-- Start Dataset --
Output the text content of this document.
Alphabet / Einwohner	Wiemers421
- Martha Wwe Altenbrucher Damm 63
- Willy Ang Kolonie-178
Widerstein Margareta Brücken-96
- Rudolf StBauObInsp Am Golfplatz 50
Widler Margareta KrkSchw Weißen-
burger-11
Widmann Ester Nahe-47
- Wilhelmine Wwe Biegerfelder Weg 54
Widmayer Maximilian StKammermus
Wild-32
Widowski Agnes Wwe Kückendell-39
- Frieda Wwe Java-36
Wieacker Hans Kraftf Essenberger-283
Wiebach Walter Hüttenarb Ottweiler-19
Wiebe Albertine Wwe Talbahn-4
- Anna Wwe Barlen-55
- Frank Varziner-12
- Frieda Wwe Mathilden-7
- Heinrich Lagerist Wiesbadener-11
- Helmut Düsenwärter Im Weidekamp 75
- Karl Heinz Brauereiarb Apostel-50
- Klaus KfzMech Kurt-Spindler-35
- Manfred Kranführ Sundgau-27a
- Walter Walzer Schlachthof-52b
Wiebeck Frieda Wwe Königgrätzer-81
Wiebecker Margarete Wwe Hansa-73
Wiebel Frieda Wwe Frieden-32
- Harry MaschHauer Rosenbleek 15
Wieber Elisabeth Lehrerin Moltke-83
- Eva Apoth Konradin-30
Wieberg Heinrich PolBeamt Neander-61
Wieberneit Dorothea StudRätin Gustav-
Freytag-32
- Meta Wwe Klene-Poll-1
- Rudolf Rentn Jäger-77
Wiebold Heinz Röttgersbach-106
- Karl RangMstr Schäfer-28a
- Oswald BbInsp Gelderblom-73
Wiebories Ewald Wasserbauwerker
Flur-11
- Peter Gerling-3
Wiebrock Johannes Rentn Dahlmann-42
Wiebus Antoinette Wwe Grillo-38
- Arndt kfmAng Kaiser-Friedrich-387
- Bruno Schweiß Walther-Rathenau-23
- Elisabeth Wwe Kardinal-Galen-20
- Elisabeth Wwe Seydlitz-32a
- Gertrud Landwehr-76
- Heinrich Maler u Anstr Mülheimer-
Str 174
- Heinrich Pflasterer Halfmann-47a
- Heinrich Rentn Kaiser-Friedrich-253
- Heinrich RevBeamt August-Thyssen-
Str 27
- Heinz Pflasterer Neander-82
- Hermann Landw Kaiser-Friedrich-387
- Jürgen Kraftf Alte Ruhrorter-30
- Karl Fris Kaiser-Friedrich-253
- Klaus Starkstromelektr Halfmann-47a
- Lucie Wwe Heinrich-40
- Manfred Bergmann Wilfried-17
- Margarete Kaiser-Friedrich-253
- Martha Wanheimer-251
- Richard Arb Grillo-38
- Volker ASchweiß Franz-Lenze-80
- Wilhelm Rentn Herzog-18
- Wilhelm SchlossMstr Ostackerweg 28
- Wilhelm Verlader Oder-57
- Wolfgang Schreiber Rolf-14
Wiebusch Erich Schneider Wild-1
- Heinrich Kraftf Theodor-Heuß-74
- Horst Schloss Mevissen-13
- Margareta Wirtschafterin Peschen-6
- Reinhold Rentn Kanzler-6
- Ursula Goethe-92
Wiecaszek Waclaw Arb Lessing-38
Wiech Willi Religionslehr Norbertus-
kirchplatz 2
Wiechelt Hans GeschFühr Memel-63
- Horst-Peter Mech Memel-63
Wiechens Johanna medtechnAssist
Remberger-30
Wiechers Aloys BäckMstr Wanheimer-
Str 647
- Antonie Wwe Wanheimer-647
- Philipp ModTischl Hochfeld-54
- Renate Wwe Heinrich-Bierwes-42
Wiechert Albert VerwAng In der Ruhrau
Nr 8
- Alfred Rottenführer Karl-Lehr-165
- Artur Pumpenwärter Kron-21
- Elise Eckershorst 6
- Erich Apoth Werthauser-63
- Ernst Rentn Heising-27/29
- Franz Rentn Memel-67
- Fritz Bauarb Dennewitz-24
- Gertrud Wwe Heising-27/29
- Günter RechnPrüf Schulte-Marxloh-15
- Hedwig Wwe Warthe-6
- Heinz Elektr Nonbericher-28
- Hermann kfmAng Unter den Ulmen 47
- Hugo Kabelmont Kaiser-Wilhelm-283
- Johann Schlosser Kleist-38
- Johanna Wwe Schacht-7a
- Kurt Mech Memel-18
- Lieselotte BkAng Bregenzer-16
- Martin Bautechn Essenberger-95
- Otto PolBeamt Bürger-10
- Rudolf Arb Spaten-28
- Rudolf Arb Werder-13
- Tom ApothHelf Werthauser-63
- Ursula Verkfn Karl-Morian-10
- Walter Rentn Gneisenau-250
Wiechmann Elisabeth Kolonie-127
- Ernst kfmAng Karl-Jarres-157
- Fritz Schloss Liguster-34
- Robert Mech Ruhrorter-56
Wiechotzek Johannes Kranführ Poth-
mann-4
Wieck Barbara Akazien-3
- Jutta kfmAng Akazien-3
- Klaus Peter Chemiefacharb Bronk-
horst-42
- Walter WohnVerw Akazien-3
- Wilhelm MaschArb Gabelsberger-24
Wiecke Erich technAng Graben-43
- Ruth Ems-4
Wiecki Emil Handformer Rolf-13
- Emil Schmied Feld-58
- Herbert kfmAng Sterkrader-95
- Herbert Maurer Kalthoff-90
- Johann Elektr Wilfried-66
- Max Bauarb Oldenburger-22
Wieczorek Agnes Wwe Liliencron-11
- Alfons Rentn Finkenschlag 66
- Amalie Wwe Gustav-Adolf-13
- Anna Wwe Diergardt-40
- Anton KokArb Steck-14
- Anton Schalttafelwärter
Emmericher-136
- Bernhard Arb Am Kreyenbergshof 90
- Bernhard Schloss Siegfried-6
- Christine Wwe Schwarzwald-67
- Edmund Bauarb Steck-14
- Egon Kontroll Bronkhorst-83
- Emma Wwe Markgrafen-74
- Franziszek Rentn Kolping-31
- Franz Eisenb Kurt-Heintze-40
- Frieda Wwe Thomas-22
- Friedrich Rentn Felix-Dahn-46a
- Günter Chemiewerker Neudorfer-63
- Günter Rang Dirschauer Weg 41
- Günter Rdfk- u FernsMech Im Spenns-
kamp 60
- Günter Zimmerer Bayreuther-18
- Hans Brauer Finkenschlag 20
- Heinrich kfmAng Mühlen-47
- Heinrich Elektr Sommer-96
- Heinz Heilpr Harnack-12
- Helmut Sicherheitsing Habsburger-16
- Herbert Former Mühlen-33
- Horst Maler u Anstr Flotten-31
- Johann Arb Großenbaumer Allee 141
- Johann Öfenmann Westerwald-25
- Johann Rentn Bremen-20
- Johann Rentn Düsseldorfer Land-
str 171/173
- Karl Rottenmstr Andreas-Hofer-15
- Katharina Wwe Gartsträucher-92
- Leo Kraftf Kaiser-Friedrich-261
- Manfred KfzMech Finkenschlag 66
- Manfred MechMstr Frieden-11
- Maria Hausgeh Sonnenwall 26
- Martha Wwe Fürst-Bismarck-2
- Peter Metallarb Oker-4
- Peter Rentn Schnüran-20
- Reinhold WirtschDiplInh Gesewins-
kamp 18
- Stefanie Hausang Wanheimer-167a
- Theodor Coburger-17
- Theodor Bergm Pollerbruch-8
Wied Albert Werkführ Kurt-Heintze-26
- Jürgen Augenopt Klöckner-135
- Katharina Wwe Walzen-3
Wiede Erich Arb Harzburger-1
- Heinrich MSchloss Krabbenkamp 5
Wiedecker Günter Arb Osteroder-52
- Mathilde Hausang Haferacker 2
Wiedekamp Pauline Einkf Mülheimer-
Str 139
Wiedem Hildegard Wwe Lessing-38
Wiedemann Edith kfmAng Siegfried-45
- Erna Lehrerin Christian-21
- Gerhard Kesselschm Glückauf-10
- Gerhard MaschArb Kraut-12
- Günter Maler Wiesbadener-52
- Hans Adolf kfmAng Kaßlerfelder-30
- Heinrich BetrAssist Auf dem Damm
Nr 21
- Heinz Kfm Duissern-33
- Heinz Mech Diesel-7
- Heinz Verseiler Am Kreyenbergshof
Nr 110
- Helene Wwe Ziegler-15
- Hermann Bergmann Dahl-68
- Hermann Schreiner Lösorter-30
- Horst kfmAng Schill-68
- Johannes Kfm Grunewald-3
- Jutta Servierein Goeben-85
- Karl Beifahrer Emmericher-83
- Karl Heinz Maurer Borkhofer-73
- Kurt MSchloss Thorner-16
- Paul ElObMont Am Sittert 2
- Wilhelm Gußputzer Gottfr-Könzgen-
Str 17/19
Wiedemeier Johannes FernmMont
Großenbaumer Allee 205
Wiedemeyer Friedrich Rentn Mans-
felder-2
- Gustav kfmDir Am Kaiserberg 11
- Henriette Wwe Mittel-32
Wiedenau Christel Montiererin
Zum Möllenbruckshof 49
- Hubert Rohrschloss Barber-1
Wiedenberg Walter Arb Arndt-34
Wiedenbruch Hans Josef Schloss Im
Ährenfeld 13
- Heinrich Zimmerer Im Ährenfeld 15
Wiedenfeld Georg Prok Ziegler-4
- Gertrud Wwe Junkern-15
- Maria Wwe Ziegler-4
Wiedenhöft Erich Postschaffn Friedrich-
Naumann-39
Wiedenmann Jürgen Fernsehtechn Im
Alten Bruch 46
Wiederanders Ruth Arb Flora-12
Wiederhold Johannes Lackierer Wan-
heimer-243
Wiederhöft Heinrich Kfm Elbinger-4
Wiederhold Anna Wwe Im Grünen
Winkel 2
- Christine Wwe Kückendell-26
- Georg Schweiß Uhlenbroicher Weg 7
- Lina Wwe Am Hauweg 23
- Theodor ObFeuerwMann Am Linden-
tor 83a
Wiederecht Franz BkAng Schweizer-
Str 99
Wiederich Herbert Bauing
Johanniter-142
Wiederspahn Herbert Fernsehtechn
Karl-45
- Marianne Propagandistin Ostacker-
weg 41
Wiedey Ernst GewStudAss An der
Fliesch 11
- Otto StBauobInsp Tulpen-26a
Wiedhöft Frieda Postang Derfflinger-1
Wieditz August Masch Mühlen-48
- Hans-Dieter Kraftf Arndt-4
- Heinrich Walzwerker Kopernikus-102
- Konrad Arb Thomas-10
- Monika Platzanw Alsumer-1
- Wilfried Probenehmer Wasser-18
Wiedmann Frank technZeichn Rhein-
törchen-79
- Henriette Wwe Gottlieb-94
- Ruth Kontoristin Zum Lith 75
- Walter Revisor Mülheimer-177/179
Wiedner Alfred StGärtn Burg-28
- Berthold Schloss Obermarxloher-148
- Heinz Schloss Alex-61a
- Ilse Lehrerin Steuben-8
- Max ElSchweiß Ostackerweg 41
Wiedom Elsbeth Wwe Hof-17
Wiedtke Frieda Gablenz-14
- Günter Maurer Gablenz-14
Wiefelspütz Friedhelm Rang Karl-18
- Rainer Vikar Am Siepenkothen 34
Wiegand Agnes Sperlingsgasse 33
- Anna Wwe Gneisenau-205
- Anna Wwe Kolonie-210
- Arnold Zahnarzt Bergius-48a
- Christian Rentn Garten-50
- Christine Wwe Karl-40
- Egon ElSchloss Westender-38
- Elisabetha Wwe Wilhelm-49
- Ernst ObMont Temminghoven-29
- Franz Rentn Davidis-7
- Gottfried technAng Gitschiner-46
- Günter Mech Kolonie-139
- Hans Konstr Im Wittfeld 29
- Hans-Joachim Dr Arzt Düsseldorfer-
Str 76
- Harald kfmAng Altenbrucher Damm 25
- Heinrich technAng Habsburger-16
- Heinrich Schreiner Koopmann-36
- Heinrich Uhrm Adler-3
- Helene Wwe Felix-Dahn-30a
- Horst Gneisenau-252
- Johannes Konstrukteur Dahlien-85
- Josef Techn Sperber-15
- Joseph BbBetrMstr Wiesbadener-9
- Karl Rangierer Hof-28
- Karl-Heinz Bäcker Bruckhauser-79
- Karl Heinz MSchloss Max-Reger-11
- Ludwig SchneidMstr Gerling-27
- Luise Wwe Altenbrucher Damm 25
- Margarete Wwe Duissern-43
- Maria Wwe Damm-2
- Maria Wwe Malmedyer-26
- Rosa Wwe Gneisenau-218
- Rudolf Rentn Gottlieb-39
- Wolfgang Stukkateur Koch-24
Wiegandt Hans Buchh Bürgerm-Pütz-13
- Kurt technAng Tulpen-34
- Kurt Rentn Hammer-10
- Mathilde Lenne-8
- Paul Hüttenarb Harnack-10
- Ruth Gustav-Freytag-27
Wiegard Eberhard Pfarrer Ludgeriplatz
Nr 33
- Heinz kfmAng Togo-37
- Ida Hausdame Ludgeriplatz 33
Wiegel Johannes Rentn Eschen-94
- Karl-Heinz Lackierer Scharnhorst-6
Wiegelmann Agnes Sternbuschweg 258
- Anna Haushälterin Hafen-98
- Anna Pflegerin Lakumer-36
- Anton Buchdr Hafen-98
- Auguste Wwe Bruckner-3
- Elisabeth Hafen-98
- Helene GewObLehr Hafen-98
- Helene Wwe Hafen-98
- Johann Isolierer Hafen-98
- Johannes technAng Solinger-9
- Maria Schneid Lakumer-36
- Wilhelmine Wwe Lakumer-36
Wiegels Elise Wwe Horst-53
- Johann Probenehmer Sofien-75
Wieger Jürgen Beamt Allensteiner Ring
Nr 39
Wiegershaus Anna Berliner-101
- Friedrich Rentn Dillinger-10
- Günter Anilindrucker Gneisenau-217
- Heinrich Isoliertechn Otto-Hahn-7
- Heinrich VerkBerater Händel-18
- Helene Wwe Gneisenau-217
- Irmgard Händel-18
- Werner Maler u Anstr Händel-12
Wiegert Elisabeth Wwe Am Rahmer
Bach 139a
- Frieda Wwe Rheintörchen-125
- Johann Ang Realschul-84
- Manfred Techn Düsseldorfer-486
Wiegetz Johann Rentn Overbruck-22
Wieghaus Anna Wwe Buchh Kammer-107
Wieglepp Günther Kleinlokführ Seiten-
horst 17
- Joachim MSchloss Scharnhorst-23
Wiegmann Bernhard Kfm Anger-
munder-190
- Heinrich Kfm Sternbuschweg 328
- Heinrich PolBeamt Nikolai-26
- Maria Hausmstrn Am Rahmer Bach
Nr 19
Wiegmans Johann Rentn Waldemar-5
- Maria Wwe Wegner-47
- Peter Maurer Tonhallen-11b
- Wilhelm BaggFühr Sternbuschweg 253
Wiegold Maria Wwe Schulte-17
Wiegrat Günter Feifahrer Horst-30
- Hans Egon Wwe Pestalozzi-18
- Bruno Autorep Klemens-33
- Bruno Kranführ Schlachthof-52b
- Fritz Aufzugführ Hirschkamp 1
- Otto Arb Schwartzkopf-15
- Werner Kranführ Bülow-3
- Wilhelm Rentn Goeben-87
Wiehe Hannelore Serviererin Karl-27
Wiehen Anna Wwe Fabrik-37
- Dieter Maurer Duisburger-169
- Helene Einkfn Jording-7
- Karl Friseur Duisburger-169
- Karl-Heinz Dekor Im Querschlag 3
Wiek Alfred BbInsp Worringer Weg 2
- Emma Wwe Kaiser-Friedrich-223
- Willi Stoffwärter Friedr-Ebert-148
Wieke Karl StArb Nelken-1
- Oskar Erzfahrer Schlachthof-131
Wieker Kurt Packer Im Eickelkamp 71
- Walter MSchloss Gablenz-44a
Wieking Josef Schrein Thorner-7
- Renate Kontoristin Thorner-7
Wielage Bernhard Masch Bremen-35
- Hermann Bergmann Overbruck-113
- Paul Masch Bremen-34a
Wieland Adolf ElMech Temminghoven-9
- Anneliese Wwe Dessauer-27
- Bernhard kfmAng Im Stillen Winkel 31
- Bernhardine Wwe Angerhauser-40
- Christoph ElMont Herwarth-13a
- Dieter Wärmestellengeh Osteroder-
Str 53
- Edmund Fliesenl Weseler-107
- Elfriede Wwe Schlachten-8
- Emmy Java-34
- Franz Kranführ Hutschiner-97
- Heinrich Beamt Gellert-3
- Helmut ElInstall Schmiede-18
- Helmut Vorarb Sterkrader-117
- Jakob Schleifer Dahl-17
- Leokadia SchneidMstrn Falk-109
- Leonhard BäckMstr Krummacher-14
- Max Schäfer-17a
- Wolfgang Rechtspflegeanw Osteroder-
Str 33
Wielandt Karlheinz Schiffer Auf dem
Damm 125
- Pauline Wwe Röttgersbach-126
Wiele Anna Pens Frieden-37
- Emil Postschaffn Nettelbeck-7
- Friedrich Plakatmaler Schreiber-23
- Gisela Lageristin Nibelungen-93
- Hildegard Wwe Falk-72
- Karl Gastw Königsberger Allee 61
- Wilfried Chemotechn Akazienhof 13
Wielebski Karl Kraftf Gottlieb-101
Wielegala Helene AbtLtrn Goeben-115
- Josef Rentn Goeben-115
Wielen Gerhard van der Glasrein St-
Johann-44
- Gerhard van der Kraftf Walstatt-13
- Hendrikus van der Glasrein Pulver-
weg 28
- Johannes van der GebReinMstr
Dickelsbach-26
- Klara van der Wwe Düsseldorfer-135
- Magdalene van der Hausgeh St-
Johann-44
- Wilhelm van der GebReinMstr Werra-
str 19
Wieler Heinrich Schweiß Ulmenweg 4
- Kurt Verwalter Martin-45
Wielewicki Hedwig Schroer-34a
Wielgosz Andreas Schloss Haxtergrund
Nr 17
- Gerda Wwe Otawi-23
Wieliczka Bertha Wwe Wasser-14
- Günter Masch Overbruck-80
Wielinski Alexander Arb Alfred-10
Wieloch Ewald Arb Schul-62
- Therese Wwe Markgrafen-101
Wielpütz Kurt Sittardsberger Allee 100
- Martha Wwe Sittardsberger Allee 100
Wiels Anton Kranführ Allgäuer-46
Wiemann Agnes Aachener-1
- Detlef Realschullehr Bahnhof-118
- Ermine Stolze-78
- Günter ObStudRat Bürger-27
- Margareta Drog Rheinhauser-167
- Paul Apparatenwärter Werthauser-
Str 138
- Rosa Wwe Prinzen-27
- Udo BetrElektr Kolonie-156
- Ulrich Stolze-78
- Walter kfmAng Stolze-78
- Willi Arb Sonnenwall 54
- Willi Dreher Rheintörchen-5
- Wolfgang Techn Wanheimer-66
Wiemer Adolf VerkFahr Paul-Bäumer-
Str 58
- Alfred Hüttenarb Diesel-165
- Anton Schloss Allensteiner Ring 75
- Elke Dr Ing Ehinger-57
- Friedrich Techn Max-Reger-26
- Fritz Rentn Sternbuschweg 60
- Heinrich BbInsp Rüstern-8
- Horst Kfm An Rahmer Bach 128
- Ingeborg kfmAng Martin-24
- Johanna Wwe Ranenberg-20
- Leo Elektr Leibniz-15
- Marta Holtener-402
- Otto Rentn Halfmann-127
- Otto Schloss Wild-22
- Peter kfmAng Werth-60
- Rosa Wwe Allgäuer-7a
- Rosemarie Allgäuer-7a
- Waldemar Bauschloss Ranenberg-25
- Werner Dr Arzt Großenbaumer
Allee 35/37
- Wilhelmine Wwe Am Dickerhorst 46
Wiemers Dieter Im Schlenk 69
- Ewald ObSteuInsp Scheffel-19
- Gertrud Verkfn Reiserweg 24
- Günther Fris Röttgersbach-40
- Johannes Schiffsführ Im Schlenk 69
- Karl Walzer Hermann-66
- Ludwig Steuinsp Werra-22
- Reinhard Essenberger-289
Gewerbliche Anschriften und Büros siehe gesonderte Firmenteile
-- End Dataset --
From the entries, copy out each line containing the word "Hafen".

- Anna Haushälterin Hafen-98
- Anton Buchdr Hafen-98
- Elisabeth Hafen-98
- Helene GewObLehr Hafen-98
- Helene Wwe Hafen-98
- Johann Isolierer Hafen-98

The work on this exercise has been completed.